+++ Information given +++

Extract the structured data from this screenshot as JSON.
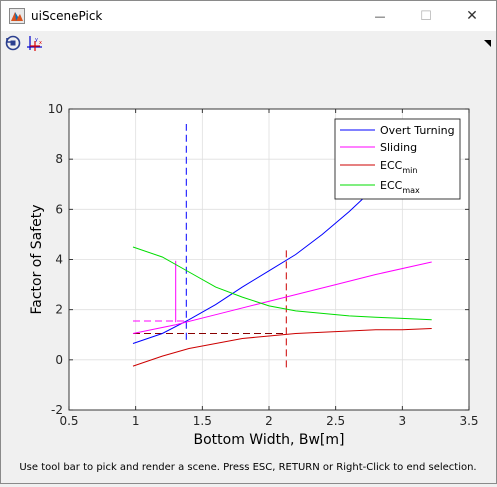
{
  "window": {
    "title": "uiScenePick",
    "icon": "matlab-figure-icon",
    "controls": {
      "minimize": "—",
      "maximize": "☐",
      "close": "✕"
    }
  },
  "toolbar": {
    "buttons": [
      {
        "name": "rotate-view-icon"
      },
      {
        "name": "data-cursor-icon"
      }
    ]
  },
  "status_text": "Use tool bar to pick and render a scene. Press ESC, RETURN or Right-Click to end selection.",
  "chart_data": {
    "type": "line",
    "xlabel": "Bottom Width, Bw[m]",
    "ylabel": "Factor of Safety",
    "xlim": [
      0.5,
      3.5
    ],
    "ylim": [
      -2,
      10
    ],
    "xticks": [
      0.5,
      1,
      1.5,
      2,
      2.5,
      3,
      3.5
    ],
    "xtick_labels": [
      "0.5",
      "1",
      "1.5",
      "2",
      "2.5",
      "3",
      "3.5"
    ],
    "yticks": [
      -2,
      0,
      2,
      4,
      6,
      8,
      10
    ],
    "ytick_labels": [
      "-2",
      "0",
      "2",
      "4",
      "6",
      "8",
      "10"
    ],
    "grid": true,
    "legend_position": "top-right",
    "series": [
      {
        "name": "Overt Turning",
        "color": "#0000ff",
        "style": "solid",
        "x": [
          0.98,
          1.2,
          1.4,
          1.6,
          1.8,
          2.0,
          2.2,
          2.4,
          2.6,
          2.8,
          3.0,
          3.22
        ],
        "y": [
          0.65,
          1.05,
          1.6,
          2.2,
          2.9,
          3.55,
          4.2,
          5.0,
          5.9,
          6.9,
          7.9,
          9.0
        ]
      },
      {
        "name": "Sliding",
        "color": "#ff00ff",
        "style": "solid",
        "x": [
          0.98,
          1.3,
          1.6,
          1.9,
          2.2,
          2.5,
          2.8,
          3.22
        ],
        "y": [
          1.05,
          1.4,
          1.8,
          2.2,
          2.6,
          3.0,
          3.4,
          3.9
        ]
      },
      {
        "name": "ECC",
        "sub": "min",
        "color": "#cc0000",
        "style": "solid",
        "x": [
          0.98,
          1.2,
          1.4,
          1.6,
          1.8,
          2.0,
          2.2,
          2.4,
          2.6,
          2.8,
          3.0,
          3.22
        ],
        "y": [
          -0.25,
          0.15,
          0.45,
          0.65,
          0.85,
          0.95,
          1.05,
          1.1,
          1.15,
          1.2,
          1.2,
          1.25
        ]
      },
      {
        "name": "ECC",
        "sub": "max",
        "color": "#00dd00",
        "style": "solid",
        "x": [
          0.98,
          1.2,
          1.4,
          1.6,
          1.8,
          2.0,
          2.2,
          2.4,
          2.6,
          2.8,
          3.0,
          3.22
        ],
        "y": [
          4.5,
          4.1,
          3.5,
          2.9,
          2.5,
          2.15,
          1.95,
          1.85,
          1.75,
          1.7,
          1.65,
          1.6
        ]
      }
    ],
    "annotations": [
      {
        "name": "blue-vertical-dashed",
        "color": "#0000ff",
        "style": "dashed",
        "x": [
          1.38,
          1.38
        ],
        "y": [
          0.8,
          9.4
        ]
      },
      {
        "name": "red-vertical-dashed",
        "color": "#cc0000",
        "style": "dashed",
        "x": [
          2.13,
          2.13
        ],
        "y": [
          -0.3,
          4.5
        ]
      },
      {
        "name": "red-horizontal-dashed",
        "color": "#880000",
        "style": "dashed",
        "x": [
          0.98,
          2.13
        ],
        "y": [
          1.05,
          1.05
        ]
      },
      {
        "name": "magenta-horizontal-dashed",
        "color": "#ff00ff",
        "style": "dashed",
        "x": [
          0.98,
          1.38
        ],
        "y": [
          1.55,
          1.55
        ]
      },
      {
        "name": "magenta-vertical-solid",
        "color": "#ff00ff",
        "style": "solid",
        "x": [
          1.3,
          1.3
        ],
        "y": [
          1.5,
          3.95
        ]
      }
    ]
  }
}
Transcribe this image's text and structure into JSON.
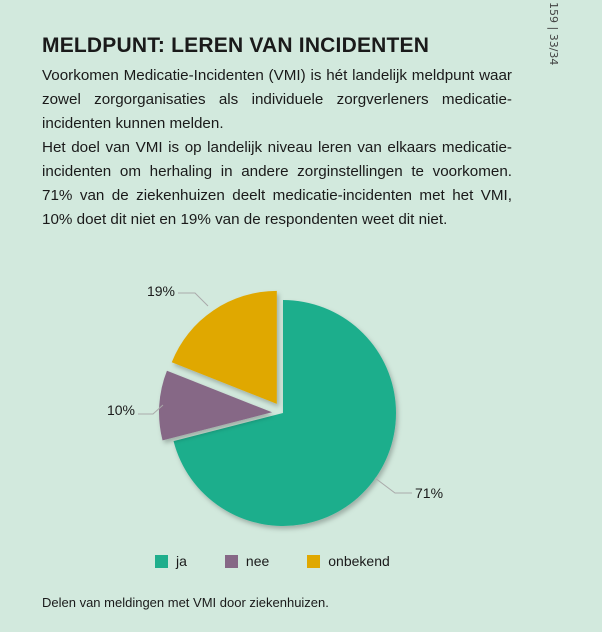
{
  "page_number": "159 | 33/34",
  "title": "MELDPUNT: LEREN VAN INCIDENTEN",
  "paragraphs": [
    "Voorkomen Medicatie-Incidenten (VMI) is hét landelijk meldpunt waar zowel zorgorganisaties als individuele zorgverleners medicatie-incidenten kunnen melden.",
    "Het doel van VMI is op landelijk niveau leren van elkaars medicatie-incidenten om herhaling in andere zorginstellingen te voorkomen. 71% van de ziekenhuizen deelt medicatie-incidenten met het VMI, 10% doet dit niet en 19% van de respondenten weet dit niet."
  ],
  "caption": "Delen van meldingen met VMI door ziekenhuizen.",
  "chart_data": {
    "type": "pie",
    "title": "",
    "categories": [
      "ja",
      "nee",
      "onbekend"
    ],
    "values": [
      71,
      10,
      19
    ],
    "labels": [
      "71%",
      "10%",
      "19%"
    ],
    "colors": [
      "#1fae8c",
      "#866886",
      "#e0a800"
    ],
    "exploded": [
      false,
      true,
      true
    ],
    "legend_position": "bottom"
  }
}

+++
+++ Information given +++

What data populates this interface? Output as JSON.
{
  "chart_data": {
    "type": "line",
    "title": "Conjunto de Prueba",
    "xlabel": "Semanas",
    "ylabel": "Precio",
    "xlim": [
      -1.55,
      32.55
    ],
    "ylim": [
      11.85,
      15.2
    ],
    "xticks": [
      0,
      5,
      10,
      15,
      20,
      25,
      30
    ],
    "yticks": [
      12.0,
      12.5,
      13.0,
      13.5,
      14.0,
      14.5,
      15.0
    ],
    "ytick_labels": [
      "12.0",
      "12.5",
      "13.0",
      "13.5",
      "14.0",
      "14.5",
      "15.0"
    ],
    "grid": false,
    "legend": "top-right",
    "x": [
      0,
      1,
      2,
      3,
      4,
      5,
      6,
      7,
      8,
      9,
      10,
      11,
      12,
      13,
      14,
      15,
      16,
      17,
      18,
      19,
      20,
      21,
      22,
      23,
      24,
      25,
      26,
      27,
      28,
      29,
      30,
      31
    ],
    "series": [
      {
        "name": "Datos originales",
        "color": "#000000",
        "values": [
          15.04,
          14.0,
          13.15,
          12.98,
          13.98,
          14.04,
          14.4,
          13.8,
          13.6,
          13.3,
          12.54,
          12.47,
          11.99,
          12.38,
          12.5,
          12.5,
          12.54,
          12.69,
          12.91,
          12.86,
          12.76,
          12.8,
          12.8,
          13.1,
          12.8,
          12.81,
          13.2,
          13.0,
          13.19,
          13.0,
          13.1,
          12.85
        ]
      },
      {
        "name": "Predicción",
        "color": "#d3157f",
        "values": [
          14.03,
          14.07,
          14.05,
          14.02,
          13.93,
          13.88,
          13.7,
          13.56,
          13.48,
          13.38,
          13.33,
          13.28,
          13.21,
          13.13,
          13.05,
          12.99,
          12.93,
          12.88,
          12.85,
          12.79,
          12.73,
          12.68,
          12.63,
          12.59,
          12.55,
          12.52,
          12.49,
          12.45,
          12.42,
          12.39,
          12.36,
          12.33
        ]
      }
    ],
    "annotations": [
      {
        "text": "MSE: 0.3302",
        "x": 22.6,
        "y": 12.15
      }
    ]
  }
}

+++
+++ Information given +++

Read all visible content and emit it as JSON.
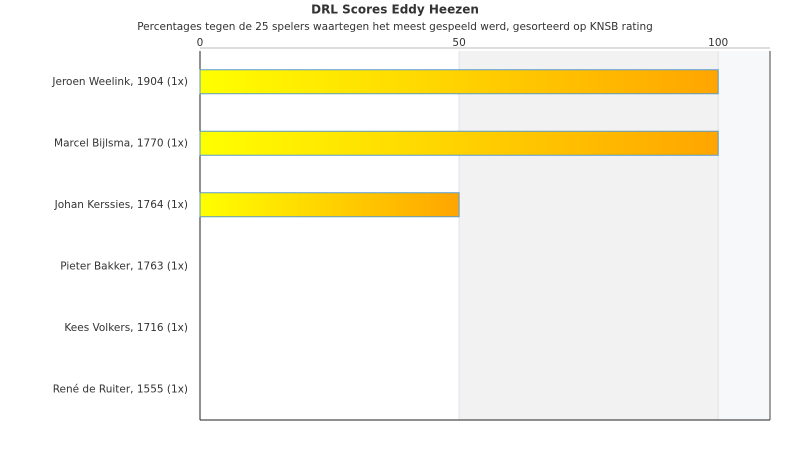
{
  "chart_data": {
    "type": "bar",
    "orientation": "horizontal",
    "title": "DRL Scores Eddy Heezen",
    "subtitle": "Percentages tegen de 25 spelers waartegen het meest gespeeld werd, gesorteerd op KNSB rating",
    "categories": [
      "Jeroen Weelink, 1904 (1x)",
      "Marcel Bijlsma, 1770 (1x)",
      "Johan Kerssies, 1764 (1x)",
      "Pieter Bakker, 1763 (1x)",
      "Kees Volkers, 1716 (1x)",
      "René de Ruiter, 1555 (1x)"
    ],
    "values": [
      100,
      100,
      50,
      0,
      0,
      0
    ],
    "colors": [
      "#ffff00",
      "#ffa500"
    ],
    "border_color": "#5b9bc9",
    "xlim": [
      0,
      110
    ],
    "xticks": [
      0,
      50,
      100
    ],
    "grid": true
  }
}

+++

**Task to complete**
Show, from the listing above, each line that contains the word "JSON".

**Final answer**
Extract the structured data from this screenshot as JSON.
Transcribe this image's text and structure into JSON.
What data populates this interface? Output as JSON.
Read all visible content and emit it as JSON.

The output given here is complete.